§ Exercise objective
Every record below should be printed exactly as given.

§ Data entries
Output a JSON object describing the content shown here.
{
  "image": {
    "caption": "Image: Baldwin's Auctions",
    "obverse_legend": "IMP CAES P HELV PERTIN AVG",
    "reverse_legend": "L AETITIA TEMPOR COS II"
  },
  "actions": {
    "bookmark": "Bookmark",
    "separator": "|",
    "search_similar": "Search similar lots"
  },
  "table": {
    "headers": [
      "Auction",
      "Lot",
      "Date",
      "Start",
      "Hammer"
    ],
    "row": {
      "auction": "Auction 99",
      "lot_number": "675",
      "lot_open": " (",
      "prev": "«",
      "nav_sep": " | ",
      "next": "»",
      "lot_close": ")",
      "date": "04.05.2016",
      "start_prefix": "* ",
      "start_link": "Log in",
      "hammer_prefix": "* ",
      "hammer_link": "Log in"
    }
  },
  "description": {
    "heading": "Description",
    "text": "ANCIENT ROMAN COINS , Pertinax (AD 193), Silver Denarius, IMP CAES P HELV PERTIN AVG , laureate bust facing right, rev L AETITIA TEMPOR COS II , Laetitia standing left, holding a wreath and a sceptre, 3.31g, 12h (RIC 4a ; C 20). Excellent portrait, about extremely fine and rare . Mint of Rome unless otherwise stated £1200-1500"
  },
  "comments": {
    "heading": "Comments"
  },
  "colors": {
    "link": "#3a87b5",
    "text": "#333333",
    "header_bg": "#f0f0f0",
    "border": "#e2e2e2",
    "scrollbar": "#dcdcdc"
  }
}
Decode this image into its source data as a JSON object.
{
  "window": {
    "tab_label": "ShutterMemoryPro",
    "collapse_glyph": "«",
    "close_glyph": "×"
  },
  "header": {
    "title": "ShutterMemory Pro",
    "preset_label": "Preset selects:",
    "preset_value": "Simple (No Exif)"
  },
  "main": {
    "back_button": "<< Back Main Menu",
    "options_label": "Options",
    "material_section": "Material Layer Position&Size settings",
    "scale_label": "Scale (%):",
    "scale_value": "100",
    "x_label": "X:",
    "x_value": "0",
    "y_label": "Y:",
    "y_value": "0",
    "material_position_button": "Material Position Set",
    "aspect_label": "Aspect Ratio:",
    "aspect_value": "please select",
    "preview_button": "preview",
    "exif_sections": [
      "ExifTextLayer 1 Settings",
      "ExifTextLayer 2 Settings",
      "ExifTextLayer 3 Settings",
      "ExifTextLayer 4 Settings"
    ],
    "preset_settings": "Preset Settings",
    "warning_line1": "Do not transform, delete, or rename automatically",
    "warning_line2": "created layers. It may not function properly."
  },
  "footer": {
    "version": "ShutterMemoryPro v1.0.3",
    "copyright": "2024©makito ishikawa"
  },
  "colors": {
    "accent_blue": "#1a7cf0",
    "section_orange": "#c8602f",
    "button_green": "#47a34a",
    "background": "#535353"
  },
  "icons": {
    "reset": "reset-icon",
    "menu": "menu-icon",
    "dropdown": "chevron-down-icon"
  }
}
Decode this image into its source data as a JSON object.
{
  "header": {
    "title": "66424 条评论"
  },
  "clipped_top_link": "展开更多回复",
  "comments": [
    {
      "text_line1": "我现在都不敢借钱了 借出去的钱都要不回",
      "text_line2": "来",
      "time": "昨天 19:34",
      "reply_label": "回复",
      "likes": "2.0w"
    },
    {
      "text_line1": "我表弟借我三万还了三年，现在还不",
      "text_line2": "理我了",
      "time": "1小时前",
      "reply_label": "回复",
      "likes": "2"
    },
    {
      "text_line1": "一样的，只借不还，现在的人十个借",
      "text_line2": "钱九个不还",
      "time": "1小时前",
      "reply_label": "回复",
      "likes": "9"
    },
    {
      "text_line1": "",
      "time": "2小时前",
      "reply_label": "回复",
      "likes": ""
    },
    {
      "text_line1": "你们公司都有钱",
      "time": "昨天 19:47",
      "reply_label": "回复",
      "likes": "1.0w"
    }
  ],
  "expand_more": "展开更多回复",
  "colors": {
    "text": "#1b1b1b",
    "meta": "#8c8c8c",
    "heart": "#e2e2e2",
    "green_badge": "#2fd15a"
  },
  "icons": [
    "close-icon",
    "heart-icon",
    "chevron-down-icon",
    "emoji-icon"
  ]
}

§ Solution to the problem
Output a JSON object describing the content shown here.
{
  "image": {
    "caption": "Image: Baldwin's Auctions",
    "obverse_legend": "IMP CAES P HELV PERTIN AVG",
    "reverse_legend": "L AETITIA TEMPOR COS II"
  },
  "actions": {
    "bookmark": "Bookmark",
    "separator": "|",
    "search_similar": "Search similar lots"
  },
  "table": {
    "headers": [
      "Auction",
      "Lot",
      "Date",
      "Start",
      "Hammer"
    ],
    "row": {
      "auction": "Auction 99",
      "lot_number": "675",
      "lot_open": " (",
      "prev": "«",
      "nav_sep": " | ",
      "next": "»",
      "lot_close": ")",
      "date": "04.05.2016",
      "start_prefix": "* ",
      "start_link": "Log in",
      "hammer_prefix": "* ",
      "hammer_link": "Log in"
    }
  },
  "description": {
    "heading": "Description",
    "text": "ANCIENT ROMAN COINS , Pertinax (AD 193), Silver Denarius, IMP CAES P HELV PERTIN AVG , laureate bust facing right, rev L AETITIA TEMPOR COS II , Laetitia standing left, holding a wreath and a sceptre, 3.31g, 12h (RIC 4a ; C 20). Excellent portrait, about extremely fine and rare . Mint of Rome unless otherwise stated £1200-1500"
  },
  "comments": {
    "heading": "Comments"
  },
  "colors": {
    "link": "#3a87b5",
    "text": "#333333",
    "header_bg": "#f0f0f0",
    "border": "#e2e2e2",
    "scrollbar": "#dcdcdc"
  }
}
Decode this image into its source data as a JSON object.
{
  "window": {
    "tab_label": "ShutterMemoryPro",
    "collapse_glyph": "«",
    "close_glyph": "×"
  },
  "header": {
    "title": "ShutterMemory Pro",
    "preset_label": "Preset selects:",
    "preset_value": "Simple (No Exif)"
  },
  "main": {
    "back_button": "<< Back Main Menu",
    "options_label": "Options",
    "material_section": "Material Layer Position&Size settings",
    "scale_label": "Scale (%):",
    "scale_value": "100",
    "x_label": "X:",
    "x_value": "0",
    "y_label": "Y:",
    "y_value": "0",
    "material_position_button": "Material Position Set",
    "aspect_label": "Aspect Ratio:",
    "aspect_value": "please select",
    "preview_button": "preview",
    "exif_sections": [
      "ExifTextLayer 1 Settings",
      "ExifTextLayer 2 Settings",
      "ExifTextLayer 3 Settings",
      "ExifTextLayer 4 Settings"
    ],
    "preset_settings": "Preset Settings",
    "warning_line1": "Do not transform, delete, or rename automatically",
    "warning_line2": "created layers. It may not function properly."
  },
  "footer": {
    "version": "ShutterMemoryPro v1.0.3",
    "copyright": "2024©makito ishikawa"
  },
  "colors": {
    "accent_blue": "#1a7cf0",
    "section_orange": "#c8602f",
    "button_green": "#47a34a",
    "background": "#535353"
  },
  "icons": {
    "reset": "reset-icon",
    "menu": "menu-icon",
    "dropdown": "chevron-down-icon"
  }
}
Decode this image into its source data as a JSON object.
{
  "header": {
    "title": "66424 条评论"
  },
  "clipped_top_link": "展开更多回复",
  "comments": [
    {
      "text_line1": "我现在都不敢借钱了 借出去的钱都要不回",
      "text_line2": "来",
      "time": "昨天 19:34",
      "reply_label": "回复",
      "likes": "2.0w"
    },
    {
      "text_line1": "我表弟借我三万还了三年，现在还不",
      "text_line2": "理我了",
      "time": "1小时前",
      "reply_label": "回复",
      "likes": "2"
    },
    {
      "text_line1": "一样的，只借不还，现在的人十个借",
      "text_line2": "钱九个不还",
      "time": "1小时前",
      "reply_label": "回复",
      "likes": "9"
    },
    {
      "text_line1": "",
      "time": "2小时前",
      "reply_label": "回复",
      "likes": ""
    },
    {
      "text_line1": "你们公司都有钱",
      "time": "昨天 19:47",
      "reply_label": "回复",
      "likes": "1.0w"
    }
  ],
  "expand_more": "展开更多回复",
  "colors": {
    "text": "#1b1b1b",
    "meta": "#8c8c8c",
    "heart": "#e2e2e2",
    "green_badge": "#2fd15a"
  },
  "icons": [
    "close-icon",
    "heart-icon",
    "chevron-down-icon",
    "emoji-icon"
  ]
}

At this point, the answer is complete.